■ EXERCISE ■
Write the data out again, character for character, with no images.

Dataset rows:

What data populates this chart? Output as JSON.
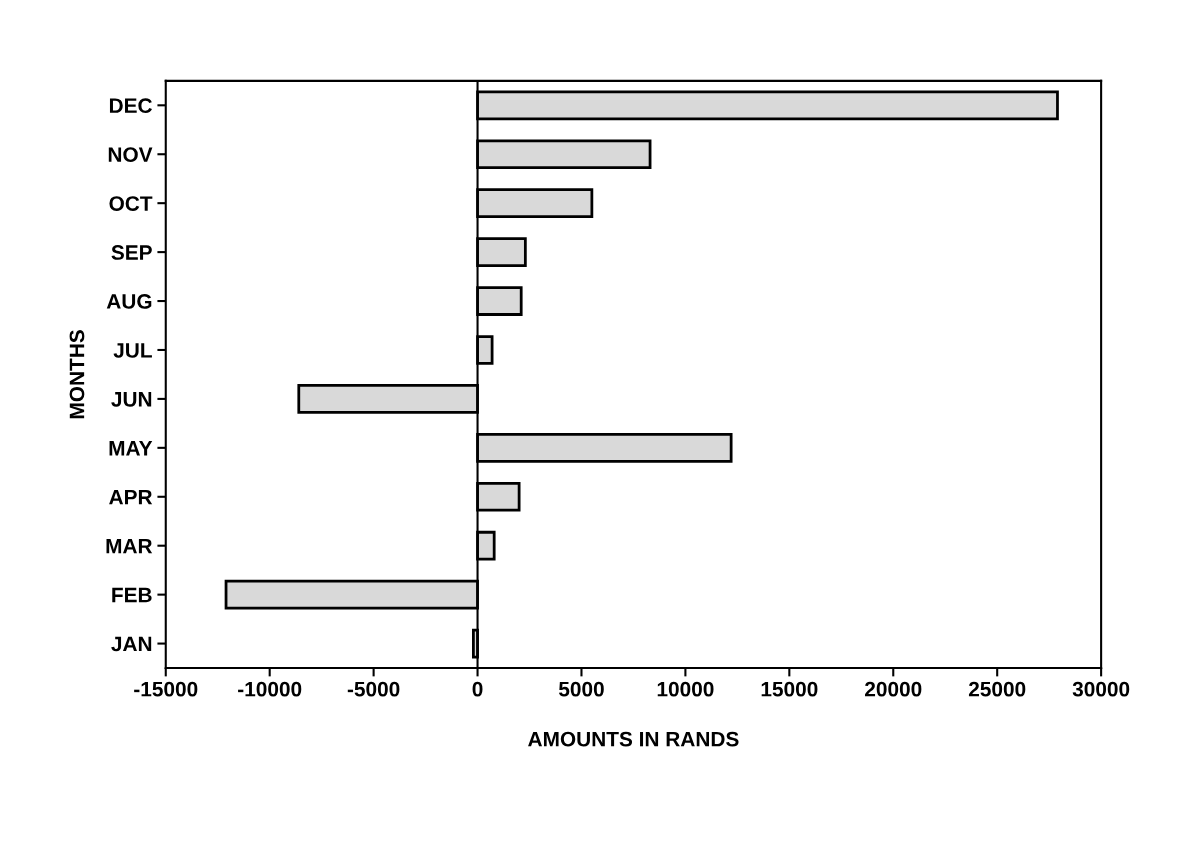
{
  "chart_data": {
    "type": "bar",
    "orientation": "horizontal",
    "xlabel": "AMOUNTS IN RANDS",
    "ylabel": "MONTHS",
    "categories": [
      "DEC",
      "NOV",
      "OCT",
      "SEP",
      "AUG",
      "JUL",
      "JUN",
      "MAY",
      "APR",
      "MAR",
      "FEB",
      "JAN"
    ],
    "values": [
      27900,
      8300,
      5500,
      2300,
      2100,
      700,
      -8600,
      12200,
      2000,
      800,
      -12100,
      -200
    ],
    "color": "#d9d9d9",
    "xlim": [
      -15000,
      30000
    ],
    "xticks": [
      -15000,
      -10000,
      -5000,
      0,
      5000,
      10000,
      15000,
      20000,
      25000,
      30000
    ],
    "ref_lines": [
      {
        "axis": "x",
        "value": 0,
        "color": "#000000"
      }
    ],
    "grid": false
  }
}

■ SOLVED PROBLEM ■
What data populates this chart? Output as JSON.
{
  "chart_data": {
    "type": "bar",
    "orientation": "horizontal",
    "xlabel": "AMOUNTS IN RANDS",
    "ylabel": "MONTHS",
    "categories": [
      "DEC",
      "NOV",
      "OCT",
      "SEP",
      "AUG",
      "JUL",
      "JUN",
      "MAY",
      "APR",
      "MAR",
      "FEB",
      "JAN"
    ],
    "values": [
      27900,
      8300,
      5500,
      2300,
      2100,
      700,
      -8600,
      12200,
      2000,
      800,
      -12100,
      -200
    ],
    "color": "#d9d9d9",
    "xlim": [
      -15000,
      30000
    ],
    "xticks": [
      -15000,
      -10000,
      -5000,
      0,
      5000,
      10000,
      15000,
      20000,
      25000,
      30000
    ],
    "ref_lines": [
      {
        "axis": "x",
        "value": 0,
        "color": "#000000"
      }
    ],
    "grid": false
  }
}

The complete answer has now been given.